─── Records to use ───

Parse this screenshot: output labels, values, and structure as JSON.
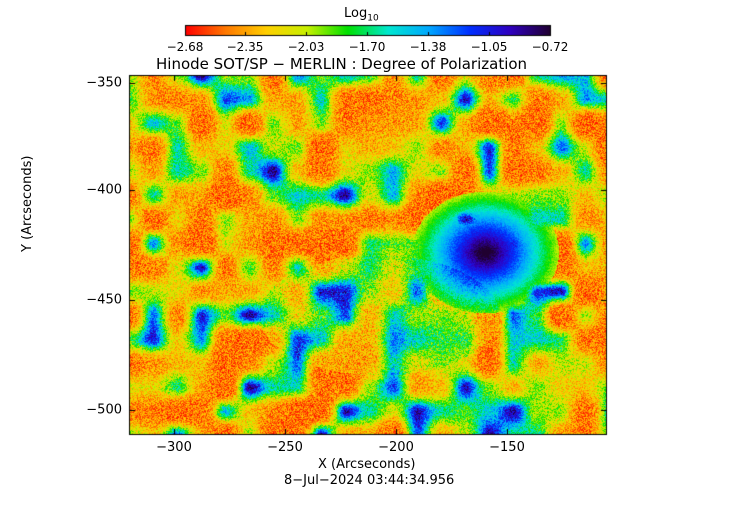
{
  "colorbar": {
    "label": "Log",
    "label_sub": "10",
    "ticks": [
      "−2.68",
      "−2.35",
      "−2.03",
      "−1.70",
      "−1.38",
      "−1.05",
      "−0.72"
    ],
    "colors": [
      "#ff0000",
      "#ff7a00",
      "#ffd000",
      "#c8f000",
      "#00e000",
      "#00e8d0",
      "#00a8ff",
      "#0030ff",
      "#3000c0",
      "#200030"
    ]
  },
  "title": "Hinode SOT/SP − MERLIN : Degree of Polarization",
  "x_axis": {
    "label": "X (Arcseconds)",
    "ticks": [
      "−300",
      "−250",
      "−200",
      "−150"
    ]
  },
  "y_axis": {
    "label": "Y (Arcseconds)",
    "ticks": [
      "−350",
      "−400",
      "−450",
      "−500"
    ]
  },
  "timestamp": "8−Jul−2024 03:44:34.956"
}
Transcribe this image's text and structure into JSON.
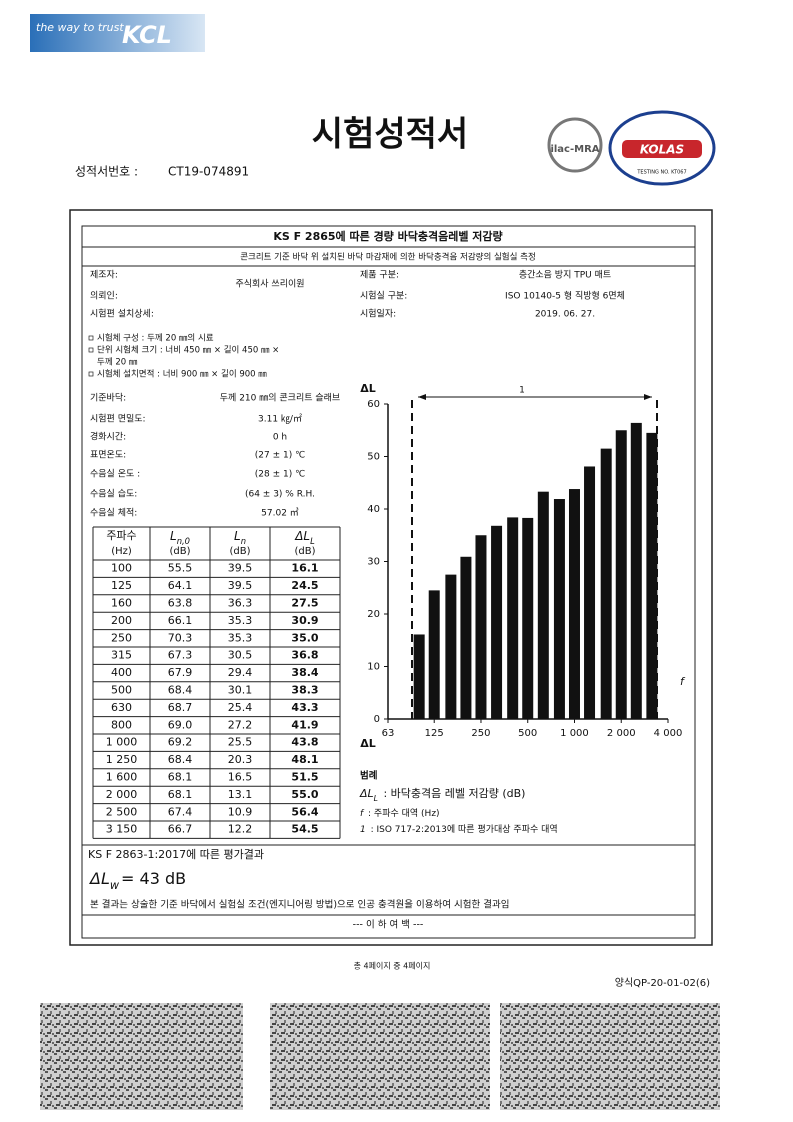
{
  "header": {
    "brand_tagline": "the way to trust",
    "brand": "KCL",
    "title": "시험성적서",
    "report_no_label": "성적서번호 :",
    "report_no": "CT19-074891",
    "logo_ilac": "ilac-MRA",
    "logo_kolas": "KOLAS",
    "kolas_no": "TESTING NO. KT067"
  },
  "form": {
    "title": "KS F 2865에 따른 경량 바닥충격음레벨 저감량",
    "subtitle": "콘크리트 기준 바닥 위 설치된 바닥 마감재에 의한 바닥충격음 저감량의 실험실 측정"
  },
  "info_left": [
    {
      "label": "제조자:",
      "value": "주식회사 쓰리이원"
    },
    {
      "label": "의뢰인:"
    }
  ],
  "installation": {
    "label": "시험편 설치상세:",
    "items": [
      [
        "시험체 구성 : 두께 20 ㎜의 시료"
      ],
      [
        "단위 시험체 크기 : 너비 450 ㎜ × 길이 450 ㎜ ×",
        "두께 20 ㎜"
      ],
      [
        "시험체 설치면적 : 너비 900 ㎜ × 길이  900 ㎜"
      ]
    ]
  },
  "conditions": [
    {
      "label": "기준바닥:",
      "value": "두께 210 ㎜의 콘크리트 슬래브"
    },
    {
      "label": "시험편 면밀도:",
      "value": "3.11 ㎏/㎡"
    },
    {
      "label": "경화시간:",
      "value": "0 h"
    },
    {
      "label": "표면온도:",
      "value": "(27 ± 1) ℃"
    },
    {
      "label": "수음실 온도 :",
      "value": "(28 ± 1) ℃"
    },
    {
      "label": "수음실 습도:",
      "value": "(64 ± 3) % R.H."
    },
    {
      "label": "수음실 체적:",
      "value": "57.02 ㎥"
    }
  ],
  "info_right": [
    {
      "label": "제품 구분:",
      "value": "층간소음 방지 TPU 매트"
    },
    {
      "label": "시험실 구분:",
      "value": "ISO 10140-5 형 직방형 6면체"
    },
    {
      "label": "시험일자:",
      "value": "2019. 06. 27."
    }
  ],
  "table": {
    "header": [
      {
        "text": "주파수",
        "unit": "(Hz)"
      },
      {
        "symbol": "L",
        "sub": "n,0",
        "unit": "(dB)"
      },
      {
        "symbol": "L",
        "sub": "n",
        "unit": "(dB)"
      },
      {
        "symbol": "ΔL",
        "sub": "L",
        "unit": "(dB)"
      }
    ],
    "rows": [
      [
        "100",
        "55.5",
        "39.5",
        "16.1"
      ],
      [
        "125",
        "64.1",
        "39.5",
        "24.5"
      ],
      [
        "160",
        "63.8",
        "36.3",
        "27.5"
      ],
      [
        "200",
        "66.1",
        "35.3",
        "30.9"
      ],
      [
        "250",
        "70.3",
        "35.3",
        "35.0"
      ],
      [
        "315",
        "67.3",
        "30.5",
        "36.8"
      ],
      [
        "400",
        "67.9",
        "29.4",
        "38.4"
      ],
      [
        "500",
        "68.4",
        "30.1",
        "38.3"
      ],
      [
        "630",
        "68.7",
        "25.4",
        "43.3"
      ],
      [
        "800",
        "69.0",
        "27.2",
        "41.9"
      ],
      [
        "1 000",
        "69.2",
        "25.5",
        "43.8"
      ],
      [
        "1 250",
        "68.4",
        "20.3",
        "48.1"
      ],
      [
        "1 600",
        "68.1",
        "16.5",
        "51.5"
      ],
      [
        "2 000",
        "68.1",
        "13.1",
        "55.0"
      ],
      [
        "2 500",
        "67.4",
        "10.9",
        "56.4"
      ],
      [
        "3 150",
        "66.7",
        "12.2",
        "54.5"
      ]
    ]
  },
  "chart_data": {
    "type": "bar",
    "y_label": "ΔL",
    "x_label": "f",
    "annotation": "1",
    "color": "#111111",
    "x": [
      100,
      125,
      160,
      200,
      250,
      315,
      400,
      500,
      630,
      800,
      1000,
      1250,
      1600,
      2000,
      2500,
      3150
    ],
    "values": [
      16.1,
      24.5,
      27.5,
      30.9,
      35,
      36.8,
      38.4,
      38.3,
      43.3,
      41.9,
      43.8,
      48.1,
      51.5,
      55,
      56.4,
      54.5
    ],
    "xlim": [
      63,
      4000
    ],
    "xlog": true,
    "xticks": [
      63,
      125,
      250,
      500,
      {
        "value": 1000,
        "label": "1 000"
      },
      {
        "value": 2000,
        "label": "2 000"
      },
      {
        "value": 4000,
        "label": "4 000"
      }
    ],
    "ylim": [
      0,
      60
    ],
    "yticks": [
      0,
      10,
      20,
      30,
      40,
      50,
      60
    ],
    "grid": false
  },
  "legend": {
    "title": "범례",
    "items": [
      {
        "symbol": "ΔL",
        "sub": "L",
        "text": " : 바닥충격음 레벨 저감량 (dB)"
      },
      {
        "symbol": "f",
        "text": " : 주파수 대역 (Hz)"
      },
      {
        "symbol": "1",
        "text": " : ISO 717-2:2013에 따른 평가대상 주파수 대역"
      }
    ]
  },
  "result": {
    "title": "KS F 2863-1:2017에 따른 평가결과",
    "symbol": "ΔL",
    "sub": "w",
    "value": "=  43 dB",
    "note": "본 결과는 상술한 기준 바닥에서 실험실 조건(엔지니어링 방법)으로 인공 충격원을 이용하여 시험한 결과임",
    "end": "--- 이 하 여 백 ---"
  },
  "footer": {
    "pages": "총 4페이지 중 4페이지",
    "form_no": "양식QP-20-01-02(6)"
  }
}
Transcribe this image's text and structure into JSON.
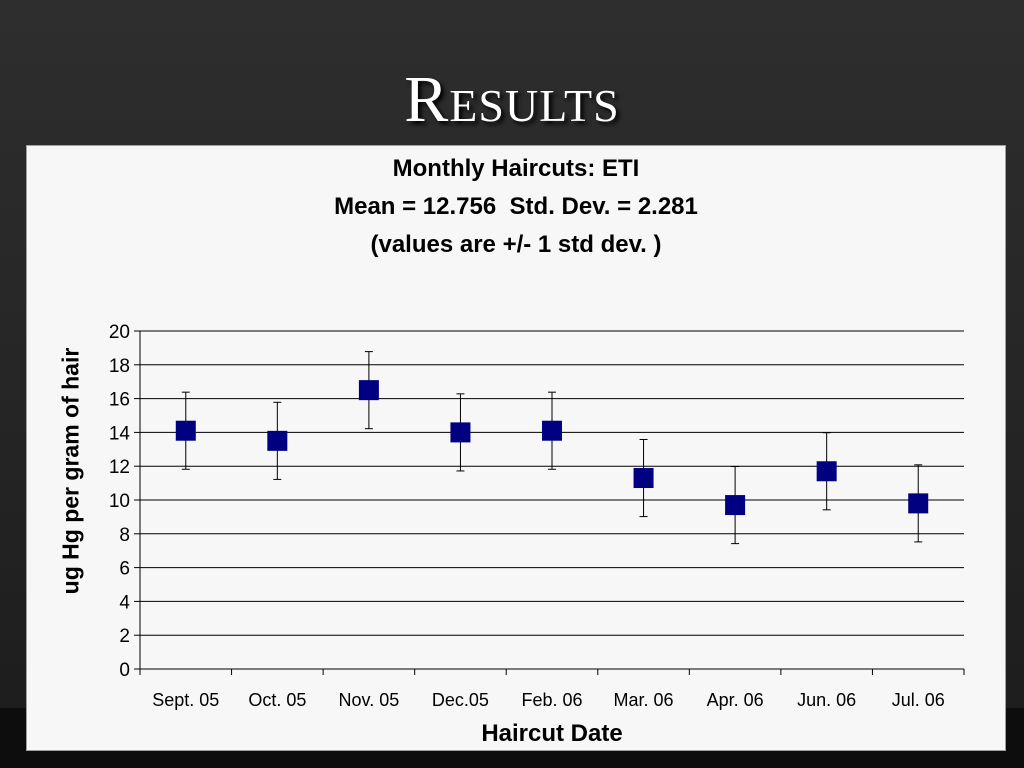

───

Copy all lines from the material that hold "콘크리트".

    "subtitle": "콘크리트 기준 바닥 위 설치된 바닥 마감재에 의한 바닥충격음 저감량의 실험실 측정"
      "value": "두께 210 ㎜의 콘크리트 슬래브"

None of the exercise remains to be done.